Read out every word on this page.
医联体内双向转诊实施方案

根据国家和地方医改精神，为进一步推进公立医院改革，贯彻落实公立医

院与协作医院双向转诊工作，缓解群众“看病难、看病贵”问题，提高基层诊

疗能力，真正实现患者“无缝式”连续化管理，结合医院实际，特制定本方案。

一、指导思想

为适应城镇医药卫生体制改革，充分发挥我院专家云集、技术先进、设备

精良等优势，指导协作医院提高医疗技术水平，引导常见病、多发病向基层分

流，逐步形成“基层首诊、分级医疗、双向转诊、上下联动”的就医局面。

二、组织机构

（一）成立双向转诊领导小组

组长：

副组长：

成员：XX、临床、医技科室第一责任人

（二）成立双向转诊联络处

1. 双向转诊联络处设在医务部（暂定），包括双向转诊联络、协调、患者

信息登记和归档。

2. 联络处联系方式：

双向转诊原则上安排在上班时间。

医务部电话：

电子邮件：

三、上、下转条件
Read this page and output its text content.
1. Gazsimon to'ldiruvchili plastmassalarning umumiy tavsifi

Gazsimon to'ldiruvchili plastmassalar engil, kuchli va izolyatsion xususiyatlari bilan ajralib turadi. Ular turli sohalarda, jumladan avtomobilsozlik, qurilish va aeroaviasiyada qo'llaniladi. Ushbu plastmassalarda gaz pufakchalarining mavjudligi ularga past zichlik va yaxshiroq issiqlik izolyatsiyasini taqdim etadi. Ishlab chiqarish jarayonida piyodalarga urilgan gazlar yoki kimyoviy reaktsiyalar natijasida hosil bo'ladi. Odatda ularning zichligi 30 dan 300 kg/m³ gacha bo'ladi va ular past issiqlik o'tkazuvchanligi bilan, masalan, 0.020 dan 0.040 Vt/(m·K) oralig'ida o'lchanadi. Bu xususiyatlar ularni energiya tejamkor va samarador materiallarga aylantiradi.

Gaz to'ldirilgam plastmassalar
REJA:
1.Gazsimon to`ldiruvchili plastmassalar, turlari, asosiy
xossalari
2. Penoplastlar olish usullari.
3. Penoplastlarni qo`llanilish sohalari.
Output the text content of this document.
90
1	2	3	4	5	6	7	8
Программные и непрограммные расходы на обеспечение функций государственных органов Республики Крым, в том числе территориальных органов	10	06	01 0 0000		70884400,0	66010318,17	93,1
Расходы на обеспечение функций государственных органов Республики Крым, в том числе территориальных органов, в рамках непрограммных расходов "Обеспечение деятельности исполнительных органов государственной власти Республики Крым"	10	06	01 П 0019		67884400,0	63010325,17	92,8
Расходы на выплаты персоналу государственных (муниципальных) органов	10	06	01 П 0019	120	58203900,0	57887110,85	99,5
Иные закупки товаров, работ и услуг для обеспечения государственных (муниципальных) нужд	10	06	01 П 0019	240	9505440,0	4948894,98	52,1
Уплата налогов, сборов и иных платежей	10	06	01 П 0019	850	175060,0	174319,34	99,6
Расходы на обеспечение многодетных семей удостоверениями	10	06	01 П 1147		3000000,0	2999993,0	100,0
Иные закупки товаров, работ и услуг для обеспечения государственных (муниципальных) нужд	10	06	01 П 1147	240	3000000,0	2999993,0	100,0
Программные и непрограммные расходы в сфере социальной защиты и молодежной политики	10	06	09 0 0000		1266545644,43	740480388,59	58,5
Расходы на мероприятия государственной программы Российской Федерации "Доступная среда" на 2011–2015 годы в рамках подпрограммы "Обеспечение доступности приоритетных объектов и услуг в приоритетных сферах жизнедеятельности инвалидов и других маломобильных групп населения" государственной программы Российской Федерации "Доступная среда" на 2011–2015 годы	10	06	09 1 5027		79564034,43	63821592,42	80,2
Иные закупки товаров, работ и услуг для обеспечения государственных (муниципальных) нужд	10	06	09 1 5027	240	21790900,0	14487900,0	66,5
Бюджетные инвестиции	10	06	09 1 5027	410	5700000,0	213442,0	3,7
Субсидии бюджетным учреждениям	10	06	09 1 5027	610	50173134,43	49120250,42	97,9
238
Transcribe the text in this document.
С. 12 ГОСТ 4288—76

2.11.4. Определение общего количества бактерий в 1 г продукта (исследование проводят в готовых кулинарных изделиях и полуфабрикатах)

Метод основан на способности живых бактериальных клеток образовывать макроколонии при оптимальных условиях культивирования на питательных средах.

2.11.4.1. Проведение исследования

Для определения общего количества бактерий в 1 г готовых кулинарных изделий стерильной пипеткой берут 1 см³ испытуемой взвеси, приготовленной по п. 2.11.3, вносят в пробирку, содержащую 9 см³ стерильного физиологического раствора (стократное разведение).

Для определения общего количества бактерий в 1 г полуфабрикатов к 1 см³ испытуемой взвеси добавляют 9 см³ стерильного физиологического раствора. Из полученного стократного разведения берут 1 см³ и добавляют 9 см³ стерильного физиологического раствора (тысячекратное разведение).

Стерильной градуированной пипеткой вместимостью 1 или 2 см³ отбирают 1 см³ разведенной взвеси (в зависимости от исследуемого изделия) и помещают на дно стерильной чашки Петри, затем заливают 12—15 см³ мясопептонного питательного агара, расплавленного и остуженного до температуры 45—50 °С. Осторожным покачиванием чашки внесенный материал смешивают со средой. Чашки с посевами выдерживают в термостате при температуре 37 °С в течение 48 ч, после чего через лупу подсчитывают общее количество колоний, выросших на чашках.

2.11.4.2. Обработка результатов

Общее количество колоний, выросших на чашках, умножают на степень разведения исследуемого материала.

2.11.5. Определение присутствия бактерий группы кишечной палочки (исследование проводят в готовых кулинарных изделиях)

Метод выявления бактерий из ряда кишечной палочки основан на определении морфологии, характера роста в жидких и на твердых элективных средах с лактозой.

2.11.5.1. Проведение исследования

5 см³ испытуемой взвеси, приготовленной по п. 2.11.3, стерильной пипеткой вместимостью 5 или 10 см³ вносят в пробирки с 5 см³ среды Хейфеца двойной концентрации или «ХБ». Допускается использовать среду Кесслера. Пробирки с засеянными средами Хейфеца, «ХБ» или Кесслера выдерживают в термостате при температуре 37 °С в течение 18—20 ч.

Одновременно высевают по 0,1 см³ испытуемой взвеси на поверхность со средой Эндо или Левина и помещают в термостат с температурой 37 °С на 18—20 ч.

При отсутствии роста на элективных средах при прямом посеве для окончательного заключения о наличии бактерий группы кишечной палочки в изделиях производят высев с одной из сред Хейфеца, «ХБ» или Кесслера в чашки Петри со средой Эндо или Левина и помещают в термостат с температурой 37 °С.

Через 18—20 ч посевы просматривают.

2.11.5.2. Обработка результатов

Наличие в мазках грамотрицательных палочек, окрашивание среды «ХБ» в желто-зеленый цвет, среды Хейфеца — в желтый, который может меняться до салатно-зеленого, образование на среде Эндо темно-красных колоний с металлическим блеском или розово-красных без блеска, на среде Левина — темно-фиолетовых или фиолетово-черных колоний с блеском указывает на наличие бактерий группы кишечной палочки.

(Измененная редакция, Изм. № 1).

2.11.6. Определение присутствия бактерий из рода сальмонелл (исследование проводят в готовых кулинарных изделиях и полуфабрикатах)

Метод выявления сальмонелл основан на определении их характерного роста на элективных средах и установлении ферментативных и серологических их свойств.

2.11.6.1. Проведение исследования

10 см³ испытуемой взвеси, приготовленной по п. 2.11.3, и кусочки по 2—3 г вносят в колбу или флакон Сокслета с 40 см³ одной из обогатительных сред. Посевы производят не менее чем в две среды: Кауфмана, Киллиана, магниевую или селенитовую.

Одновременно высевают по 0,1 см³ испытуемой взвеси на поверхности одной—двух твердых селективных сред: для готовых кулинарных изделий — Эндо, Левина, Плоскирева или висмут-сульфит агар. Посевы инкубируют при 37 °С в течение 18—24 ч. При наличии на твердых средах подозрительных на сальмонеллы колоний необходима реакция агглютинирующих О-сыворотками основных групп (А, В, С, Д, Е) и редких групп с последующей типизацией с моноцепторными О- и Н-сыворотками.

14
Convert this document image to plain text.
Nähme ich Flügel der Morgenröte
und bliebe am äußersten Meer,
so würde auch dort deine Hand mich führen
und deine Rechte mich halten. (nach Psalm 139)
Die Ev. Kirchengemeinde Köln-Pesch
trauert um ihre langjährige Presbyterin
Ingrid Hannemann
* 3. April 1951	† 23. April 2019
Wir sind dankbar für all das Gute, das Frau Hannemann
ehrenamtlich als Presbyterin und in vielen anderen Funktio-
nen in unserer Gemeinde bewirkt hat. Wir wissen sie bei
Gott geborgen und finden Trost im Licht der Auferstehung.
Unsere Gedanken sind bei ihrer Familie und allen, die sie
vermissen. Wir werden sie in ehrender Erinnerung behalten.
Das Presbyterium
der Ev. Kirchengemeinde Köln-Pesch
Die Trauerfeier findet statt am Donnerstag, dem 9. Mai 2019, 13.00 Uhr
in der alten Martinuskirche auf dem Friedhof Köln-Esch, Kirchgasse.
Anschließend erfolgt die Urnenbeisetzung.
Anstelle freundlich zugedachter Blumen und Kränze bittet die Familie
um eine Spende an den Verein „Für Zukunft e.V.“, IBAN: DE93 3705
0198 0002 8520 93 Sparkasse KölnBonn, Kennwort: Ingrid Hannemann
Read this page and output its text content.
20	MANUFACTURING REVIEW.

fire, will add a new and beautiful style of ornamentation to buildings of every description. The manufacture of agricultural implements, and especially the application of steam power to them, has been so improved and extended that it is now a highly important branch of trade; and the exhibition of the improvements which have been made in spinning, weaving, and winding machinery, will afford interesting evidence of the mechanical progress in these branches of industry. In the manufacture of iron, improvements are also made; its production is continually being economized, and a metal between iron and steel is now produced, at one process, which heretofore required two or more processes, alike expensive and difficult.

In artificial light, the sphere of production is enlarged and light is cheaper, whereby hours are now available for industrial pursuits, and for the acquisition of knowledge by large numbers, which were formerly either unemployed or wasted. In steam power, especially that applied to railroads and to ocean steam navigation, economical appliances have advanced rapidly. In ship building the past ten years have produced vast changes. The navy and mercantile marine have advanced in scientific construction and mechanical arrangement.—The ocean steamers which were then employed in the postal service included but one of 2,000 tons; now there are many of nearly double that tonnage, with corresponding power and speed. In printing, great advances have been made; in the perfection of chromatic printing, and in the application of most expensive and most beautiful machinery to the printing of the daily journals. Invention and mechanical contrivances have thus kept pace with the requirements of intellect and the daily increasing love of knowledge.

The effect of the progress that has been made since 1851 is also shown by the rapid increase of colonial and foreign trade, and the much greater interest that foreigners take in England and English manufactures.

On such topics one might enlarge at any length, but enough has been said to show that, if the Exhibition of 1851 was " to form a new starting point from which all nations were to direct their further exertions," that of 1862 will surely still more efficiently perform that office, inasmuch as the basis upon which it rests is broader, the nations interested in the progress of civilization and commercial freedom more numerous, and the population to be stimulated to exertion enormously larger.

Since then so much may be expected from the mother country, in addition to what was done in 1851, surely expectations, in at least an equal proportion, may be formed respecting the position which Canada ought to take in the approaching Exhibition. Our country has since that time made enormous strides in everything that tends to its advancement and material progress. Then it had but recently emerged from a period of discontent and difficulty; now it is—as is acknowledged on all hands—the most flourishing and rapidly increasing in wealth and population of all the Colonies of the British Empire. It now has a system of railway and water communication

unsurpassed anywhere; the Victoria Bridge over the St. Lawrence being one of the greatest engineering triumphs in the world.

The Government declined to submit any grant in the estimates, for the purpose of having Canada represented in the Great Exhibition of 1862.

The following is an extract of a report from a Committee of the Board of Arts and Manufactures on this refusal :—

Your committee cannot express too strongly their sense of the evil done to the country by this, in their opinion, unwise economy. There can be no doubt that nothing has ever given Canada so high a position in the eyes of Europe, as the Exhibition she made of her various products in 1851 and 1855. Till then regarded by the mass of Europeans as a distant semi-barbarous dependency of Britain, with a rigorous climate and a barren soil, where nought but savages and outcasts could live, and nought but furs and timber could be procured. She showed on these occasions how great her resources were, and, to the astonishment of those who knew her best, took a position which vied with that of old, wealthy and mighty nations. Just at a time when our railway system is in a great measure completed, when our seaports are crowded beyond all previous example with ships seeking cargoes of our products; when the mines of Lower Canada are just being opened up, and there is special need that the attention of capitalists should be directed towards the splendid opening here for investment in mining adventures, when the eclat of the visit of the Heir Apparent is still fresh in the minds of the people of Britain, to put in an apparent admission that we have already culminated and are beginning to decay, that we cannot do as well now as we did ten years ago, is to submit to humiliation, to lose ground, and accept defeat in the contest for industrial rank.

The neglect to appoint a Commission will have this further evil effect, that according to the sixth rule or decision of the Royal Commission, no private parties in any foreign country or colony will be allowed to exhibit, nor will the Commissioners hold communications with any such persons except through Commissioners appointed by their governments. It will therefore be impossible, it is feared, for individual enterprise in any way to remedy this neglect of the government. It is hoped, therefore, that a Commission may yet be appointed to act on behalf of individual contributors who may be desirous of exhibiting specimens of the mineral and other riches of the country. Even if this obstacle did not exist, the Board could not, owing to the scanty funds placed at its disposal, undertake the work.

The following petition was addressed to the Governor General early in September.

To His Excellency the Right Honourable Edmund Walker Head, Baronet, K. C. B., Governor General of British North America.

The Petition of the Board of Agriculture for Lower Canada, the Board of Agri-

| Exercise task |
Each line in the data that holds the string "effect" should be found and copied.

| Task solution |
The effect of the progress that has been made since 1851 is also shown by the rapid increase of colonial and foreign trade, and the much greater interest that foreigners take in England and English manufactures.
The neglect to appoint a Commission will have this further evil effect, that according to the sixth rule or decision of the Royal Commission, no private parties in any foreign country or colony will be allowed to exhibit, nor will the Commissioners hold communications with any such persons except through Commissioners appointed by their governments. It will therefore be impossible, it is feared, for individual enterprise in any way to remedy this neglect of the government. It is hoped, therefore, that a Commission may yet be appointed to act on behalf of individual contributors who may be desirous of exhibiting specimens of the mineral and other riches of the country. Even if this obstacle did not exist, the Board could not, owing to the scanty funds placed at its disposal, undertake the work.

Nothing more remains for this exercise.